PÁGINA:
# # #
Esse imbróglio todo (que talvez seja a ponta de um iceberg) me levou a reassistir, nesta semana, ao filme Syriana. Um filmaço. Vi um quê da película nessa postura beligerante de Trump. Pode ser subjetividade minha. (E tomara mesmo que seja.) Syriana mostra criativamente como é o sanguinário bastidor geopolítico na busca pelo petróleo.
O ouro negro do Oriente Médio é o motivo das ações de Washington, grandes corporações e a Cia, que acabam eliminando a vida do príncipe reformista Nasir Al-Subaai de forma brutal. E isso pelo fato de ele estabelecer negócio com a China para exploração de gás natural. Nasir buscava libertar seus país da canga americana e assim modernizá-lo. Um míssil disparado por um drone atinge o carro em que Nasir e sua família estavam formando um buraco enorme no chão de tão grande que foi a explosão.
# # #
Registros de anotação de layout
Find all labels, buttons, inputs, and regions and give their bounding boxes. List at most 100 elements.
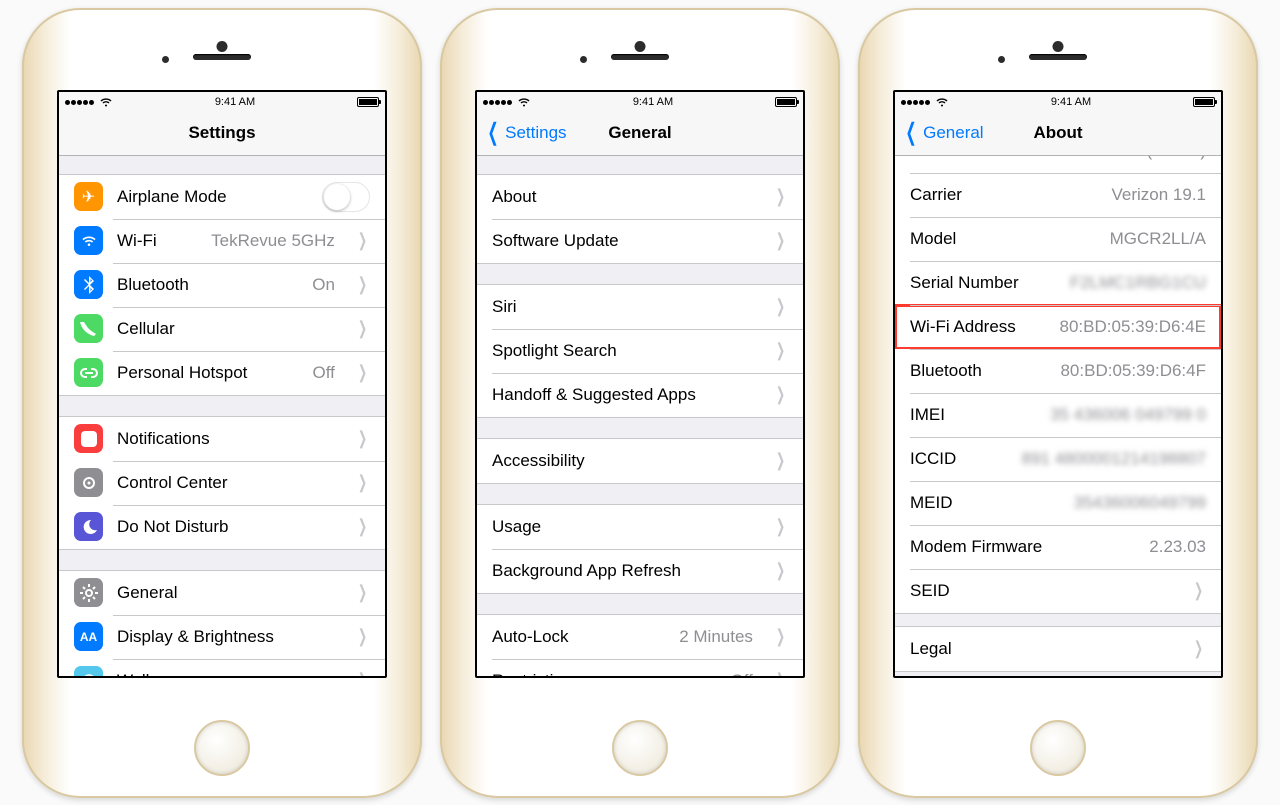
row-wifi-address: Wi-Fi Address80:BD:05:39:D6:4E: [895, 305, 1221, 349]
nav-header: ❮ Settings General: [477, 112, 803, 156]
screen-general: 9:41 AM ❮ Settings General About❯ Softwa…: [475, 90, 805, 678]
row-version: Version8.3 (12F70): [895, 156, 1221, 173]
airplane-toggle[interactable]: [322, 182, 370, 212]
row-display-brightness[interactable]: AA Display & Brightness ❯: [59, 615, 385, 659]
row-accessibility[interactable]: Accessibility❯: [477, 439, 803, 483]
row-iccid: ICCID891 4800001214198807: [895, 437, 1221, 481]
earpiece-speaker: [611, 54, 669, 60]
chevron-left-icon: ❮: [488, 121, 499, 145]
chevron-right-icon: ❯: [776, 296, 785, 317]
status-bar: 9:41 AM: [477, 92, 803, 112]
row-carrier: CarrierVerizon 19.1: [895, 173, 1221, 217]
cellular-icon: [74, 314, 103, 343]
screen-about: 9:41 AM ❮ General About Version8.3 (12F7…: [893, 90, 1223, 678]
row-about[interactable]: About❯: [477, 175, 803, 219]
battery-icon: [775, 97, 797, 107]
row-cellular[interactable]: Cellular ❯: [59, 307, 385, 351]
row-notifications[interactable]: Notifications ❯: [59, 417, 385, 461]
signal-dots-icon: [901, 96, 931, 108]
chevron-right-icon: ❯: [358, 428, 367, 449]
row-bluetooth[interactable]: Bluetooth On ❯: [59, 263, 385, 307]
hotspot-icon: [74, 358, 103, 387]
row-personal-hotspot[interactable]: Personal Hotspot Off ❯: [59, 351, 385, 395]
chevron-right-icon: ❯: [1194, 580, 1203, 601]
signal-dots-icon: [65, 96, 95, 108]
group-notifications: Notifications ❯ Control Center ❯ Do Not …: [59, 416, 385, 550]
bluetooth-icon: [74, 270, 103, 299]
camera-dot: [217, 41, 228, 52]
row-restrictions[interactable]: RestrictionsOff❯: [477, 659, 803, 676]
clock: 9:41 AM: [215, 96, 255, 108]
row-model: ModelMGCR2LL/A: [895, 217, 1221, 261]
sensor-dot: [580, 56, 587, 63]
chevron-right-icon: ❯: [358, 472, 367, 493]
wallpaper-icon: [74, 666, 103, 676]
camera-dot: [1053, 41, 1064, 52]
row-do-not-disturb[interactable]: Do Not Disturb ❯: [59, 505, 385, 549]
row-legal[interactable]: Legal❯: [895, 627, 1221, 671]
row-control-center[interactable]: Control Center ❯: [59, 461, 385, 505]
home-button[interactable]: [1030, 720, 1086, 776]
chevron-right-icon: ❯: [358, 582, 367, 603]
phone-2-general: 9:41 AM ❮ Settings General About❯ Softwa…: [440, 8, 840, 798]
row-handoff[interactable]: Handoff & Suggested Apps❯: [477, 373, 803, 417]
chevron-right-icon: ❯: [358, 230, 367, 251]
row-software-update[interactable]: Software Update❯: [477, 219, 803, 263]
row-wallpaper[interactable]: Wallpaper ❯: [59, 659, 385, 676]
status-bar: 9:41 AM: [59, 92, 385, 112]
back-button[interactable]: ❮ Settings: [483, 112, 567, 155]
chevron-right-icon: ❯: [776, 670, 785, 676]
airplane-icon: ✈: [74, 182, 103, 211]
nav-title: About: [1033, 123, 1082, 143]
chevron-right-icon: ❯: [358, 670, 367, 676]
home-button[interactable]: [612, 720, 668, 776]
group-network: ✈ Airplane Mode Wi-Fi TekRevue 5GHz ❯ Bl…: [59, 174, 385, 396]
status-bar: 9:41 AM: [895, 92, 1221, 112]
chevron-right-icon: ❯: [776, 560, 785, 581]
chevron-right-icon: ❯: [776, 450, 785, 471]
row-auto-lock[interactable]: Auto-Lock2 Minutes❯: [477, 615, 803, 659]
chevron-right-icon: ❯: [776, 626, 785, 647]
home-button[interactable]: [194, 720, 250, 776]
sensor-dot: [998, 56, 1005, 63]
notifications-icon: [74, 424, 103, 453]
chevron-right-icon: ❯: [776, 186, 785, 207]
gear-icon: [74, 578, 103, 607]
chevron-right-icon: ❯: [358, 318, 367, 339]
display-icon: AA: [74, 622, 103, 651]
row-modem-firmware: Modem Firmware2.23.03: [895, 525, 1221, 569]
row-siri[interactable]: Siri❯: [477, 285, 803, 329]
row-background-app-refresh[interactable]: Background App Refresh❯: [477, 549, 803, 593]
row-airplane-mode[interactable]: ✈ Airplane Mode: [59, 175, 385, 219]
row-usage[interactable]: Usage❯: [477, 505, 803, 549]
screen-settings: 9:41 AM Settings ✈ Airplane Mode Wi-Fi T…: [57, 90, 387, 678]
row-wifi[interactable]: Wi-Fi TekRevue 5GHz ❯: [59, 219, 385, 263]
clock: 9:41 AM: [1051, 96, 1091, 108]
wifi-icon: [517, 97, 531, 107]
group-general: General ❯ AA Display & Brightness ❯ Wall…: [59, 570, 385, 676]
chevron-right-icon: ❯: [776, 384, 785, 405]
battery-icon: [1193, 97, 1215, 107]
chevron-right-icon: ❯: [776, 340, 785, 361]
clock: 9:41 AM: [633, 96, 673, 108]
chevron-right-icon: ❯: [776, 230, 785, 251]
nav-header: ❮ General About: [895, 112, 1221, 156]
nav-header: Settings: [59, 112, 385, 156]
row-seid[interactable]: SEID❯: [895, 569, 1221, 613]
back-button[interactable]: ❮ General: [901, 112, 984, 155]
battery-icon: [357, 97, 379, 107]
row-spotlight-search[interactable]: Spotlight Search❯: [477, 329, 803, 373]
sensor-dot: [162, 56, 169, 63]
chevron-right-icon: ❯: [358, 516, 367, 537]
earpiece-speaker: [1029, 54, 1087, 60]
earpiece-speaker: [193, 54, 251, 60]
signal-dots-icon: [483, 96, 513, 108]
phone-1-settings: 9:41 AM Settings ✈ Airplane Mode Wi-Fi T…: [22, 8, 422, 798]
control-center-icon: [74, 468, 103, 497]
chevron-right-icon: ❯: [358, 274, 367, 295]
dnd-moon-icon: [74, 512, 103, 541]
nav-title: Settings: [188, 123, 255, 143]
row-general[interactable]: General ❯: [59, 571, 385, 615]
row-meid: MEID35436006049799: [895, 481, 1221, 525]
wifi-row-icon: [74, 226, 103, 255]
# # #
LISTA DE EXERCÍCIOS:
a: Reproduza o trecho do texto sobre o filme Syriana que vai de "Esse imbróglio todo" até "busca pelo petróleo.".
b: Liste todos os que, segundo o texto sobre o filme Syriana, têm o ouro negro do Oriente Médio como motivo de suas ações.

RESPOSTAS POR TAREFA:
a:
Esse imbróglio todo (que talvez seja a ponta de um iceberg) me levou a reassistir, nesta semana, ao filme Syriana. Um filmaço. Vi um quê da película nessa postura beligerante de Trump. Pode ser subjetividade minha. (E tomara mesmo que seja.) Syriana mostra criativamente como é o sanguinário bastidor geopolítico na busca pelo petróleo.

b:
- Washington
- grandes corporações
- a Cia